WORK ORDER>
Filter the records, keeping every line that has the string "cases".

'''

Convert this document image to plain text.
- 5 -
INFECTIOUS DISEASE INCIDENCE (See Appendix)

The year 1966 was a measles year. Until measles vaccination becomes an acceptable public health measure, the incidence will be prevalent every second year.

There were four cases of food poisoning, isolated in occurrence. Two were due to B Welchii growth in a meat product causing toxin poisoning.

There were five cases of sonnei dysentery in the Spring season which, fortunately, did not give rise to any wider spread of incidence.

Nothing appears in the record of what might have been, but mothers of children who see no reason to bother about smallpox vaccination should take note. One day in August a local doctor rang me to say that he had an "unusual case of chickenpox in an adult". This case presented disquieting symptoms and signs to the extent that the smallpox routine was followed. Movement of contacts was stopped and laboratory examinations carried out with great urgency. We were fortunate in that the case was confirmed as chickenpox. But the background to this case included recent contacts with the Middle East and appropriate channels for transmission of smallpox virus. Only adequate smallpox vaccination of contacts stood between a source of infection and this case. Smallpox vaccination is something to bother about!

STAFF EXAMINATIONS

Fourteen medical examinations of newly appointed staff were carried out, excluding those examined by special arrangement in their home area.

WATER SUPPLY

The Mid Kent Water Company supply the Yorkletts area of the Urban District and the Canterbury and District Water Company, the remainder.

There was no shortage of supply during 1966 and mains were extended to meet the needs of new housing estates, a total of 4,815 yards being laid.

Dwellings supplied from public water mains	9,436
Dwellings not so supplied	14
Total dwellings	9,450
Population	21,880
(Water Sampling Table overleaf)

'''

EXERCISE RESPONSE>
There were four cases of food poisoning, isolated in occurrence. Two were due to B Welchii growth in a meat product causing toxin poisoning.
There were five cases of sonnei dysentery in the Spring season which, fortunately, did not give rise to any wider spread of incidence.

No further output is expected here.